◆ Goal
Write the records out again exactly, leaving no images in.

◆ Data shown
***

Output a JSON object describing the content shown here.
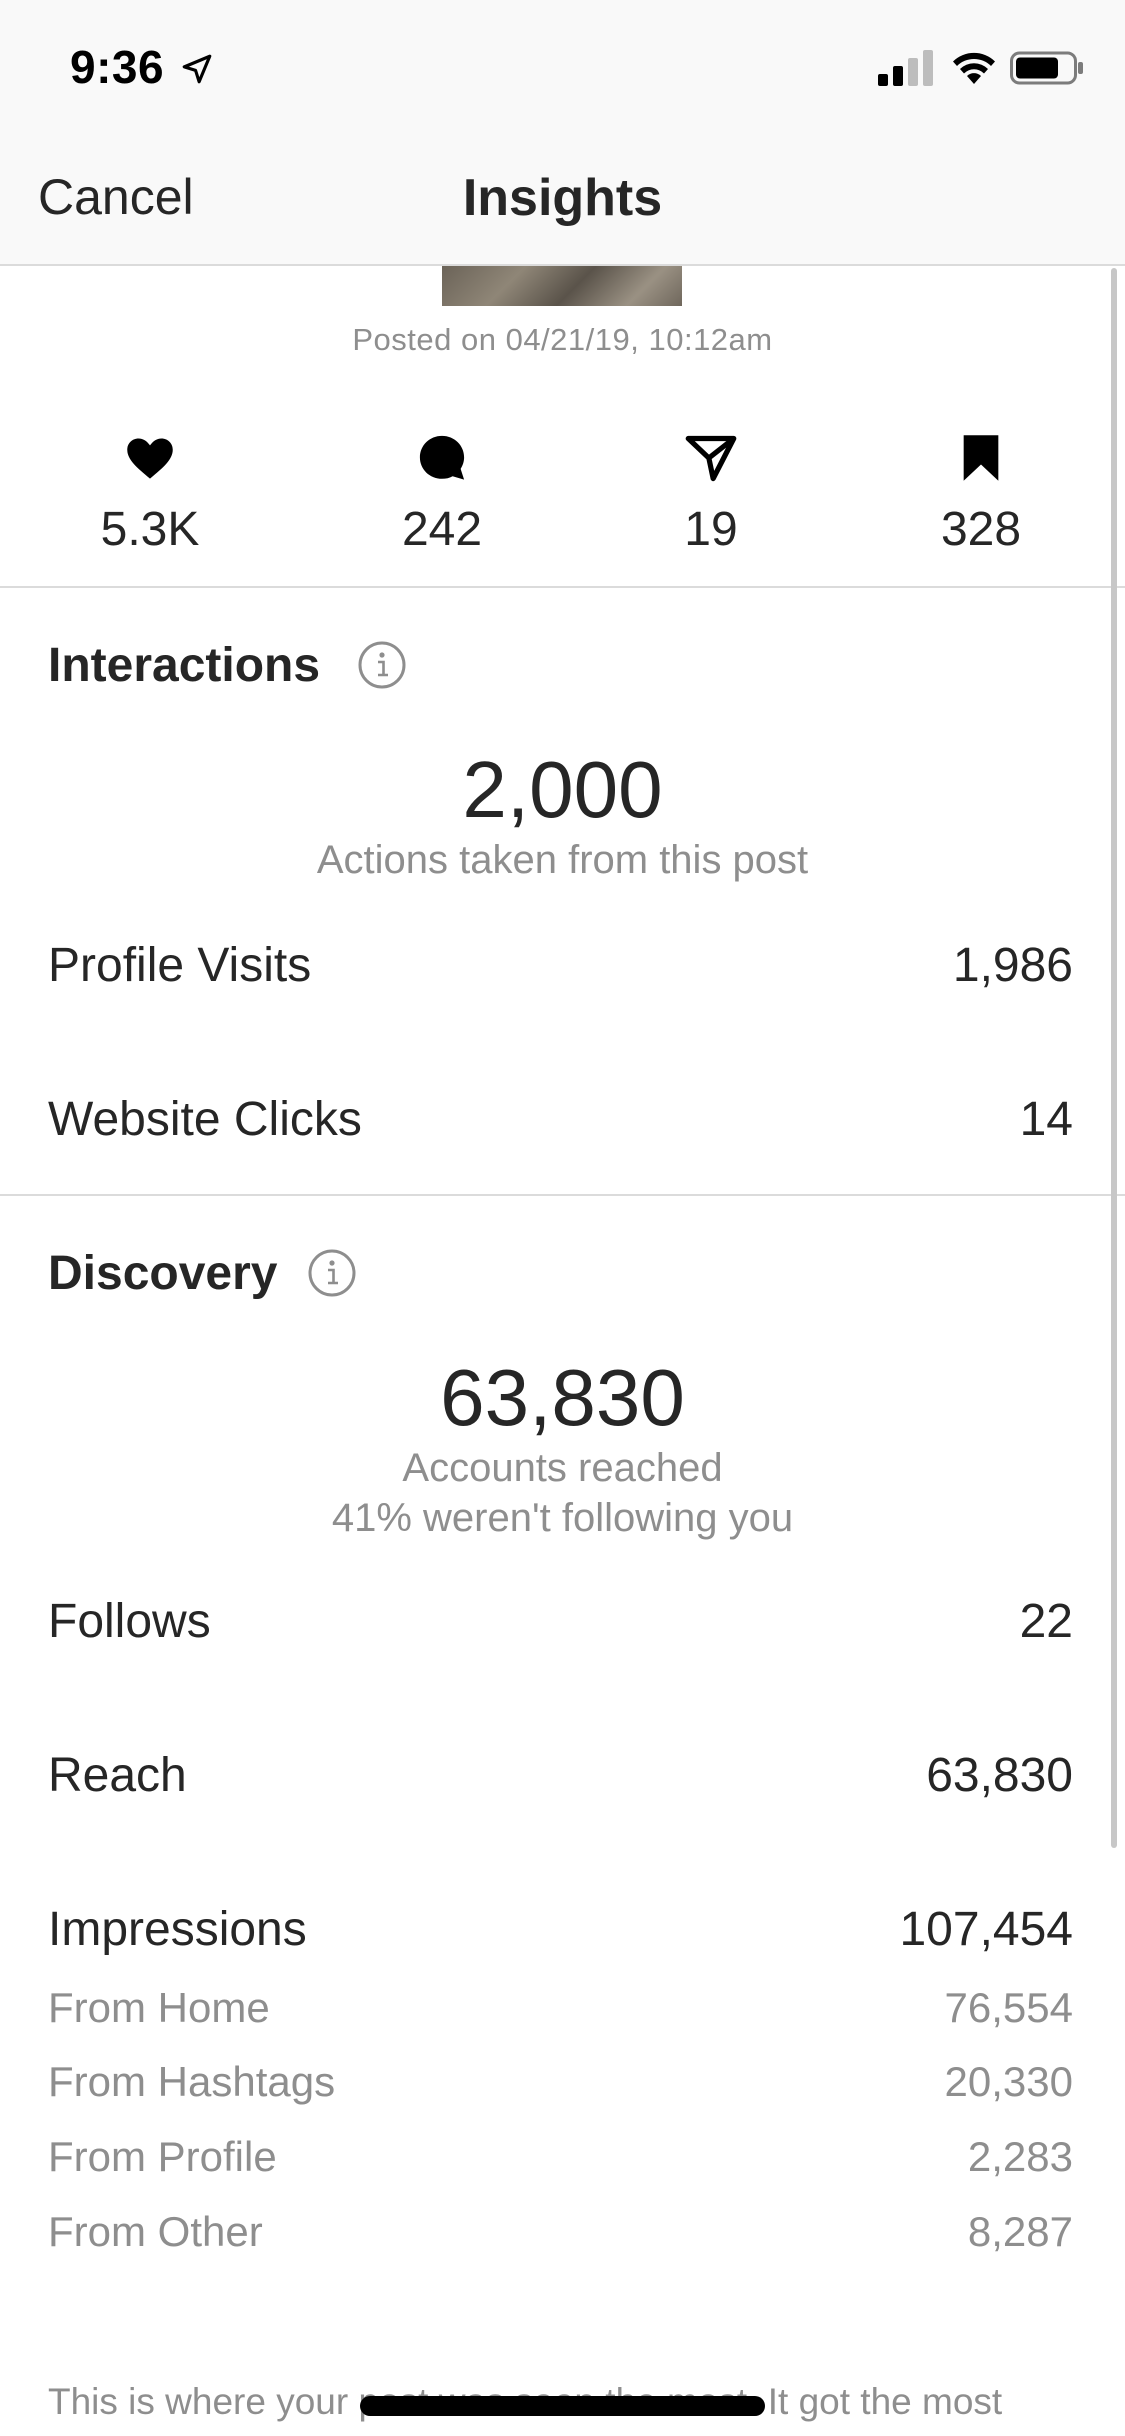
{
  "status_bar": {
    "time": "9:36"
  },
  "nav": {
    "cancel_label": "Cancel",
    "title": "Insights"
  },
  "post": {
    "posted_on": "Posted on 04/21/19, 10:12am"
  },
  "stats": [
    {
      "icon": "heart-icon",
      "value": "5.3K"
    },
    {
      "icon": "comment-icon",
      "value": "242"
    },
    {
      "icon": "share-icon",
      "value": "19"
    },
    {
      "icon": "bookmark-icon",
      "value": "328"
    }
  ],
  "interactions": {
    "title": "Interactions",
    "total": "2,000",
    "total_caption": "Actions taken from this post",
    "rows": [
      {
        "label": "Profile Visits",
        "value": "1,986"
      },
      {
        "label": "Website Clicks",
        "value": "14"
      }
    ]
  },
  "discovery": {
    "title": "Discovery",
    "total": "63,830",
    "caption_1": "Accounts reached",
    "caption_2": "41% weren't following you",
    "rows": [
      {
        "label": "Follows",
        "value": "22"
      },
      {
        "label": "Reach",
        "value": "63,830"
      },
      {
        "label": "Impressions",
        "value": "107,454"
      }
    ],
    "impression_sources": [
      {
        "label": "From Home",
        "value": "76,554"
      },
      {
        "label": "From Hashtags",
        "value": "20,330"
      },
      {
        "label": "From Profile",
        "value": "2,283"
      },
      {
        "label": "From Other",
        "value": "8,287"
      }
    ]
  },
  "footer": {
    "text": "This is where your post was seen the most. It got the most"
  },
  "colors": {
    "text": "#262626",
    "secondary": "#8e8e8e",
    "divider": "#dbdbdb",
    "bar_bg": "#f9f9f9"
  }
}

***

◆ Answer to this problem
Output a JSON object describing the content shown here.
{
  "status_bar": {
    "time": "9:36"
  },
  "nav": {
    "cancel_label": "Cancel",
    "title": "Insights"
  },
  "post": {
    "posted_on": "Posted on 04/21/19, 10:12am"
  },
  "stats": [
    {
      "icon": "heart-icon",
      "value": "5.3K"
    },
    {
      "icon": "comment-icon",
      "value": "242"
    },
    {
      "icon": "share-icon",
      "value": "19"
    },
    {
      "icon": "bookmark-icon",
      "value": "328"
    }
  ],
  "interactions": {
    "title": "Interactions",
    "total": "2,000",
    "total_caption": "Actions taken from this post",
    "rows": [
      {
        "label": "Profile Visits",
        "value": "1,986"
      },
      {
        "label": "Website Clicks",
        "value": "14"
      }
    ]
  },
  "discovery": {
    "title": "Discovery",
    "total": "63,830",
    "caption_1": "Accounts reached",
    "caption_2": "41% weren't following you",
    "rows": [
      {
        "label": "Follows",
        "value": "22"
      },
      {
        "label": "Reach",
        "value": "63,830"
      },
      {
        "label": "Impressions",
        "value": "107,454"
      }
    ],
    "impression_sources": [
      {
        "label": "From Home",
        "value": "76,554"
      },
      {
        "label": "From Hashtags",
        "value": "20,330"
      },
      {
        "label": "From Profile",
        "value": "2,283"
      },
      {
        "label": "From Other",
        "value": "8,287"
      }
    ]
  },
  "footer": {
    "text": "This is where your post was seen the most. It got the most"
  },
  "colors": {
    "text": "#262626",
    "secondary": "#8e8e8e",
    "divider": "#dbdbdb",
    "bar_bg": "#f9f9f9"
  }
}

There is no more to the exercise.